• _What the task asks_: Quote the entries that follow exactly, leaving none out.

• _Data for the task_:
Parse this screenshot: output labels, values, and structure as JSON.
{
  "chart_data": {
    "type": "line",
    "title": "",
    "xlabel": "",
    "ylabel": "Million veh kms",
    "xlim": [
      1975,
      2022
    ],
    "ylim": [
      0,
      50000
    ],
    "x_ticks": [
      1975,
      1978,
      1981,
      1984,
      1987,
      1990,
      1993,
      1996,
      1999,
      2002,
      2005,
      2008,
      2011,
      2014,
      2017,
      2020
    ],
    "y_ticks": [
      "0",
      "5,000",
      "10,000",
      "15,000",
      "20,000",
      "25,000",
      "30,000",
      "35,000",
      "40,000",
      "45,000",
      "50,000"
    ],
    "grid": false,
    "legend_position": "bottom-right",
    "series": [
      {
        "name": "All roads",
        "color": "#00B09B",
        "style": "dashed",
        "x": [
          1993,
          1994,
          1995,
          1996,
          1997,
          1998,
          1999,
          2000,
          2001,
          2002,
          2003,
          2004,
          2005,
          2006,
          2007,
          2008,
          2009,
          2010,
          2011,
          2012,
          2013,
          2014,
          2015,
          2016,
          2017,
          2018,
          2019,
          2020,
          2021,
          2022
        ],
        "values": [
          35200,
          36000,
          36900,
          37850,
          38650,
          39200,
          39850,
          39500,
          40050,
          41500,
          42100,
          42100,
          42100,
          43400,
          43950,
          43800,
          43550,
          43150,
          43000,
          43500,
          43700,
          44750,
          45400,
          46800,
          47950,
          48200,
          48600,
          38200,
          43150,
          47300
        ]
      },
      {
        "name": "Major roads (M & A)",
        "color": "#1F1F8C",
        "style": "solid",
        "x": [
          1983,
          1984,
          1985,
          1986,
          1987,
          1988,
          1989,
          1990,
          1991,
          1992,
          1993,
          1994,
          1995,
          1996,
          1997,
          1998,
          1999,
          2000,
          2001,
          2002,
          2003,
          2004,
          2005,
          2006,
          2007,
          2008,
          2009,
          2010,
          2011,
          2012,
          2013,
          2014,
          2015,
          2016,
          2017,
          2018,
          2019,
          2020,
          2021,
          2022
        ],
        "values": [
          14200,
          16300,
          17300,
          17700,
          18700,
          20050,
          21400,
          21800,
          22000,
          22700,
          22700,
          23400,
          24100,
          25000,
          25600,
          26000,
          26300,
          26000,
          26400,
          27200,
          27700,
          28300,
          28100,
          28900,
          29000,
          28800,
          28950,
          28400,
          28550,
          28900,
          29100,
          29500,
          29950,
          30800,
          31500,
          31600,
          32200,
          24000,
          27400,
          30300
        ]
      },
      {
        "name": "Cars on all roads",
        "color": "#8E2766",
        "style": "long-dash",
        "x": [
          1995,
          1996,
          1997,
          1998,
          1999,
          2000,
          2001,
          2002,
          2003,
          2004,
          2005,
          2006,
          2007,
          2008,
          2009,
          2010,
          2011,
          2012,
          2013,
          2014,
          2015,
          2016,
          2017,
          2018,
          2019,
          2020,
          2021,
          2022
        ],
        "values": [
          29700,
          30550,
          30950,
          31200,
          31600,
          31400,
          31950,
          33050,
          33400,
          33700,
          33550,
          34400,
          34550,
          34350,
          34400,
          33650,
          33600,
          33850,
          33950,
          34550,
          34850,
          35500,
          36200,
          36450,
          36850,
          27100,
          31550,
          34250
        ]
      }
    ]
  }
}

• _The result_:
Parse this screenshot: output labels, values, and structure as JSON.
{
  "chart_data": {
    "type": "line",
    "title": "",
    "xlabel": "",
    "ylabel": "Million veh kms",
    "xlim": [
      1975,
      2022
    ],
    "ylim": [
      0,
      50000
    ],
    "x_ticks": [
      1975,
      1978,
      1981,
      1984,
      1987,
      1990,
      1993,
      1996,
      1999,
      2002,
      2005,
      2008,
      2011,
      2014,
      2017,
      2020
    ],
    "y_ticks": [
      "0",
      "5,000",
      "10,000",
      "15,000",
      "20,000",
      "25,000",
      "30,000",
      "35,000",
      "40,000",
      "45,000",
      "50,000"
    ],
    "grid": false,
    "legend_position": "bottom-right",
    "series": [
      {
        "name": "All roads",
        "color": "#00B09B",
        "style": "dashed",
        "x": [
          1993,
          1994,
          1995,
          1996,
          1997,
          1998,
          1999,
          2000,
          2001,
          2002,
          2003,
          2004,
          2005,
          2006,
          2007,
          2008,
          2009,
          2010,
          2011,
          2012,
          2013,
          2014,
          2015,
          2016,
          2017,
          2018,
          2019,
          2020,
          2021,
          2022
        ],
        "values": [
          35200,
          36000,
          36900,
          37850,
          38650,
          39200,
          39850,
          39500,
          40050,
          41500,
          42100,
          42100,
          42100,
          43400,
          43950,
          43800,
          43550,
          43150,
          43000,
          43500,
          43700,
          44750,
          45400,
          46800,
          47950,
          48200,
          48600,
          38200,
          43150,
          47300
        ]
      },
      {
        "name": "Major roads (M & A)",
        "color": "#1F1F8C",
        "style": "solid",
        "x": [
          1983,
          1984,
          1985,
          1986,
          1987,
          1988,
          1989,
          1990,
          1991,
          1992,
          1993,
          1994,
          1995,
          1996,
          1997,
          1998,
          1999,
          2000,
          2001,
          2002,
          2003,
          2004,
          2005,
          2006,
          2007,
          2008,
          2009,
          2010,
          2011,
          2012,
          2013,
          2014,
          2015,
          2016,
          2017,
          2018,
          2019,
          2020,
          2021,
          2022
        ],
        "values": [
          14200,
          16300,
          17300,
          17700,
          18700,
          20050,
          21400,
          21800,
          22000,
          22700,
          22700,
          23400,
          24100,
          25000,
          25600,
          26000,
          26300,
          26000,
          26400,
          27200,
          27700,
          28300,
          28100,
          28900,
          29000,
          28800,
          28950,
          28400,
          28550,
          28900,
          29100,
          29500,
          29950,
          30800,
          31500,
          31600,
          32200,
          24000,
          27400,
          30300
        ]
      },
      {
        "name": "Cars on all roads",
        "color": "#8E2766",
        "style": "long-dash",
        "x": [
          1995,
          1996,
          1997,
          1998,
          1999,
          2000,
          2001,
          2002,
          2003,
          2004,
          2005,
          2006,
          2007,
          2008,
          2009,
          2010,
          2011,
          2012,
          2013,
          2014,
          2015,
          2016,
          2017,
          2018,
          2019,
          2020,
          2021,
          2022
        ],
        "values": [
          29700,
          30550,
          30950,
          31200,
          31600,
          31400,
          31950,
          33050,
          33400,
          33700,
          33550,
          34400,
          34550,
          34350,
          34400,
          33650,
          33600,
          33850,
          33950,
          34550,
          34850,
          35500,
          36200,
          36450,
          36850,
          27100,
          31550,
          34250
        ]
      }
    ]
  }
}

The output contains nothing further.